Data excerpts —
◆ ◆ ◆
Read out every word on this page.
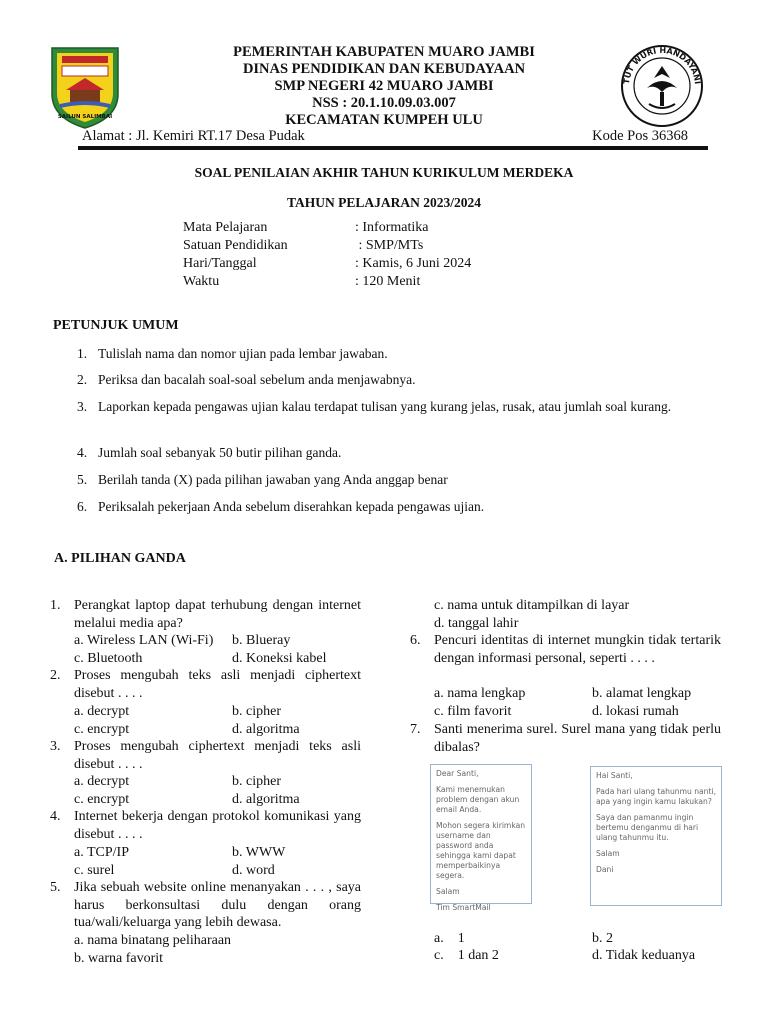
SAILUN SALIMBAI
PEMERINTAH KABUPATEN MUARO JAMBI
DINAS PENDIDIKAN DAN KEBUDAYAAN
SMP NEGERI 42 MUARO JAMBI
NSS : 20.1.10.09.03.007
KECAMATAN KUMPEH ULU
TUT WURI HANDAYANI
Alamat : Jl. Kemiri RT.17 Desa Pudak	Kode Pos 36368
SOAL PENILAIAN AKHIR TAHUN KURIKULUM MERDEKA
TAHUN PELAJARAN 2023/2024
Mata Pelajaran	: Informatika
Satuan Pendidikan	: SMP/MTs
Hari/Tanggal	: Kamis, 6 Juni 2024
Waktu	: 120 Menit
PETUNJUK UMUM
1. Tulislah nama dan nomor ujian pada lembar jawaban.
2. Periksa dan bacalah soal-soal sebelum anda menjawabnya.
3. Laporkan kepada pengawas ujian kalau terdapat tulisan yang kurang jelas, rusak, atau jumlah soal kurang.
4. Jumlah soal sebanyak 50 butir pilihan ganda.
5. Berilah tanda (X) pada pilihan jawaban yang Anda anggap benar
6. Periksalah pekerjaan Anda sebelum diserahkan kepada pengawas ujian.
A. PILIHAN GANDA
1. Perangkat laptop dapat terhubung dengan internet melalui media apa?
a. Wireless LAN (Wi-Fi) b. Blueray
c. Bluetooth	d. Koneksi kabel
2. Proses mengubah teks asli menjadi ciphertext disebut . . . .
a. decrypt	b. cipher
c. encrypt	d. algoritma
3. Proses mengubah ciphertext menjadi teks asli disebut . . . .
a. decrypt	b. cipher
c. encrypt	d. algoritma
4. Internet bekerja dengan protokol komunikasi yang disebut . . . .
a. TCP/IP	b. WWW
c. surel	d. word
5. Jika sebuah website online menanyakan . . . , saya harus berkonsultasi dulu dengan orang tua/wali/keluarga yang lebih dewasa.
a. nama binatang peliharaan
b. warna favorit
c. nama untuk ditampilkan di layar
d. tanggal lahir
6. Pencuri identitas di internet mungkin tidak tertarik dengan informasi personal, seperti . . . .
a. nama lengkap	b. alamat lengkap
c. film favorit	d. lokasi rumah
7. Santi menerima surel. Surel mana yang tidak perlu dibalas?

Dear Santi,

Kami menemukan problem dengan akun email Anda.

Mohon segera kirimkan username dan password anda sehingga kami dapat memperbaikinya segera.

Salam

Tim SmartMail

Hai Santi,

Pada hari ulang tahunmu nanti, apa yang ingin kamu lakukan?

Saya dan pamanmu ingin bertemu denganmu di hari ulang tahunmu itu.

Salam

Dani

a.    1	b. 2
c.    1 dan 2	d. Tidak keduanya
◆ ◆ ◆
What to produce — Copy each line above that contains the word "ingin".

Correct answer —
Pada hari ulang tahunmu nanti, apa yang ingin kamu lakukan?
Saya dan pamanmu ingin bertemu denganmu di hari ulang tahunmu itu.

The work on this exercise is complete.